Whenever a line below holds the word "name", copy that line.

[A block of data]
::::

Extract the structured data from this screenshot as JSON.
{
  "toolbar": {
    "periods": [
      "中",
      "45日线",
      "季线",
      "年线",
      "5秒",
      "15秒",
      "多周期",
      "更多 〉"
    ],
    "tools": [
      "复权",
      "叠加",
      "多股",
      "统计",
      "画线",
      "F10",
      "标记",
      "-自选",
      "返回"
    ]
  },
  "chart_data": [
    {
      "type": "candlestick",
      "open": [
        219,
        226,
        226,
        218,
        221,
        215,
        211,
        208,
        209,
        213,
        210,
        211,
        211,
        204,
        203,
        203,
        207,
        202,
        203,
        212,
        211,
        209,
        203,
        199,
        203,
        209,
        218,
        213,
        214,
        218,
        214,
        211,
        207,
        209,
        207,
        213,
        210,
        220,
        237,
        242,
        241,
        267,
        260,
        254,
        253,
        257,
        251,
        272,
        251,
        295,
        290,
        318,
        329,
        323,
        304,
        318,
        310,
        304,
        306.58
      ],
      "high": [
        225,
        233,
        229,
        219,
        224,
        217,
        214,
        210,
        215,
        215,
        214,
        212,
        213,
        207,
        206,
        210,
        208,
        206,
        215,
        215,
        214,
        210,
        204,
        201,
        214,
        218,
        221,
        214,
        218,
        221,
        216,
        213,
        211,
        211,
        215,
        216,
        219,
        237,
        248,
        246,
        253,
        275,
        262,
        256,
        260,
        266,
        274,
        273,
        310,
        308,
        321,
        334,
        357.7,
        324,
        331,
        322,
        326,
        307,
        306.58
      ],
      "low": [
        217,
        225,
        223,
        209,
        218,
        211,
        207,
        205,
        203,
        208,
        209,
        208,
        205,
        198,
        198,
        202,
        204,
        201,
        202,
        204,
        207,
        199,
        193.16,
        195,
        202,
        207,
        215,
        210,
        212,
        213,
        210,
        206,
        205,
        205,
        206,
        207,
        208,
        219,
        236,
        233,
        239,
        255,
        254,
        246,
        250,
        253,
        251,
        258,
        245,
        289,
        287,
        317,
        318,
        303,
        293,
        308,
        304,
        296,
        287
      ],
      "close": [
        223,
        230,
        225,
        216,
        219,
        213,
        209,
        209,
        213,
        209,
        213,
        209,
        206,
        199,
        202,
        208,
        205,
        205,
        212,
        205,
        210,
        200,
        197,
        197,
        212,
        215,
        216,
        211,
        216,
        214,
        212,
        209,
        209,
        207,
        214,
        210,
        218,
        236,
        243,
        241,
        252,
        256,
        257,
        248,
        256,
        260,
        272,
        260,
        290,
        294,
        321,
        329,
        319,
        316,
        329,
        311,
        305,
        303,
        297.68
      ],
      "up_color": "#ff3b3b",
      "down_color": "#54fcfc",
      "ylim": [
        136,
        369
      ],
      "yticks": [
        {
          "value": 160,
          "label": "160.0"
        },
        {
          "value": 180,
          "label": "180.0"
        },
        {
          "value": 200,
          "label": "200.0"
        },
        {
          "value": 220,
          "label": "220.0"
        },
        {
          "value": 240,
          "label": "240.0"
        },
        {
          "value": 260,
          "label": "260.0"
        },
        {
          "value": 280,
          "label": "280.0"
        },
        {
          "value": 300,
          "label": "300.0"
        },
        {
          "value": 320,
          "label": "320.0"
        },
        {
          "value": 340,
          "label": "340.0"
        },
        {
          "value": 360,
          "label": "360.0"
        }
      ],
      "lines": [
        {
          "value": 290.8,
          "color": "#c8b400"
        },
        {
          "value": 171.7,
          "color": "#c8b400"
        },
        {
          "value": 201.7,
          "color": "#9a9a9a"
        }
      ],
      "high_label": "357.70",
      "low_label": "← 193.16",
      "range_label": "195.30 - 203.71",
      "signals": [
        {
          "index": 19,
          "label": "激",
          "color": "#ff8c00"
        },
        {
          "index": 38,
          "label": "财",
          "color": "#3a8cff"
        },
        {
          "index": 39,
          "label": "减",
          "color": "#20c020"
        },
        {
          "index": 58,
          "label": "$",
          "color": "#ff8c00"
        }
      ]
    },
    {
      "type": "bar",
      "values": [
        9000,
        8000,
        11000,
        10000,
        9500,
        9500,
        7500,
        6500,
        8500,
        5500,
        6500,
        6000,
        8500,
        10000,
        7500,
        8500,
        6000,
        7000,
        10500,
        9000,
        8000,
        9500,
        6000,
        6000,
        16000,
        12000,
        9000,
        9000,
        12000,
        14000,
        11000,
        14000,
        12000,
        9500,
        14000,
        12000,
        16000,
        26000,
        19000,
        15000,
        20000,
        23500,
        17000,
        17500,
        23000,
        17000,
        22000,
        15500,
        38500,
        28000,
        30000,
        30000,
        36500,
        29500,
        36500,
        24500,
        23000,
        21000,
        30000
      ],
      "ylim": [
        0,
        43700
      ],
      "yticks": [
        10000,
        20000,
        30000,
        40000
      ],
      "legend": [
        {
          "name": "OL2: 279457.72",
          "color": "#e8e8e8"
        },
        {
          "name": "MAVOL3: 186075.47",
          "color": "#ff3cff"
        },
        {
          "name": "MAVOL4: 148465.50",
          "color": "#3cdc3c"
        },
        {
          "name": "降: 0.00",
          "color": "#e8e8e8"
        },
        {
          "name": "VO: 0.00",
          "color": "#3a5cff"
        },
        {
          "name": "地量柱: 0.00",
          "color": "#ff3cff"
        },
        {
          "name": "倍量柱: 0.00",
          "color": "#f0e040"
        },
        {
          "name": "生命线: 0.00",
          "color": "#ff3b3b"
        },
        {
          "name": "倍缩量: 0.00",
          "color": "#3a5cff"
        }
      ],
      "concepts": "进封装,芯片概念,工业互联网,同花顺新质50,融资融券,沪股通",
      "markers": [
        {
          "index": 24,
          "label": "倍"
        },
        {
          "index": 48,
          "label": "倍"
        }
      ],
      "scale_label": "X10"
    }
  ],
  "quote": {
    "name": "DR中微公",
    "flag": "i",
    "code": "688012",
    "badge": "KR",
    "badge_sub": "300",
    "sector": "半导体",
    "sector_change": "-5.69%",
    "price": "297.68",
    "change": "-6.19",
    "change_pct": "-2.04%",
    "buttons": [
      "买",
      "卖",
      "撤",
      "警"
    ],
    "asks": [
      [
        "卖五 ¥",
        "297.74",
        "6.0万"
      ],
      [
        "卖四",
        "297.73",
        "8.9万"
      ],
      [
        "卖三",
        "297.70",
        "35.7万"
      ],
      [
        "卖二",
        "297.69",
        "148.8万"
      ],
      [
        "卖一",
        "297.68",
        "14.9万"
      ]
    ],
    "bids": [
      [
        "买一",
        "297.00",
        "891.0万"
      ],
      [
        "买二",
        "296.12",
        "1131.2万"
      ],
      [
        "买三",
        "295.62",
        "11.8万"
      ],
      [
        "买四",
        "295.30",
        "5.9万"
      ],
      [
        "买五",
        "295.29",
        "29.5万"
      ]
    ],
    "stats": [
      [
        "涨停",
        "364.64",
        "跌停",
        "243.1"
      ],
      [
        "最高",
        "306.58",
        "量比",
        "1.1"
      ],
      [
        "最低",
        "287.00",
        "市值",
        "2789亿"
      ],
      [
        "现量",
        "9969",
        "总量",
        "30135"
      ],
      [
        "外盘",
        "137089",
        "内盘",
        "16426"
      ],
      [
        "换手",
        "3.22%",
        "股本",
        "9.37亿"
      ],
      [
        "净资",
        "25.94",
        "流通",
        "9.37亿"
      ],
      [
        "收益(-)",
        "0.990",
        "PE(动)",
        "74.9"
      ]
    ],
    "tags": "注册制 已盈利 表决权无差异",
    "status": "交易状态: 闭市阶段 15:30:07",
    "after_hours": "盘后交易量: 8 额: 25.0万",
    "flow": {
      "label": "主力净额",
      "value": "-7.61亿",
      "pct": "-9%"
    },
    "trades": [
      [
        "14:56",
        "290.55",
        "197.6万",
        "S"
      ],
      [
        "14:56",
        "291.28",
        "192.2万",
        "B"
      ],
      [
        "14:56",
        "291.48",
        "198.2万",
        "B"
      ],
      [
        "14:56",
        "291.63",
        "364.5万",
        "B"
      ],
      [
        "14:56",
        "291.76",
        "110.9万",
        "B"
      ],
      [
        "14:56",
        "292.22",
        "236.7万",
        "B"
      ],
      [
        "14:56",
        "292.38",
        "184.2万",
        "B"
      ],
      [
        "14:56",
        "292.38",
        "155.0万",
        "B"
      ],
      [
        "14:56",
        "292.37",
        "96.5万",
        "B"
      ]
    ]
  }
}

::::

== SOLUTION ==
          "name": "OL2: 279457.72",
          "name": "MAVOL3: 186075.47",
          "name": "MAVOL4: 148465.50",
          "name": "降: 0.00",
          "name": "VO: 0.00",
          "name": "地量柱: 0.00",
          "name": "倍量柱: 0.00",
          "name": "生命线: 0.00",
          "name": "倍缩量: 0.00",
    "name": "DR中微公",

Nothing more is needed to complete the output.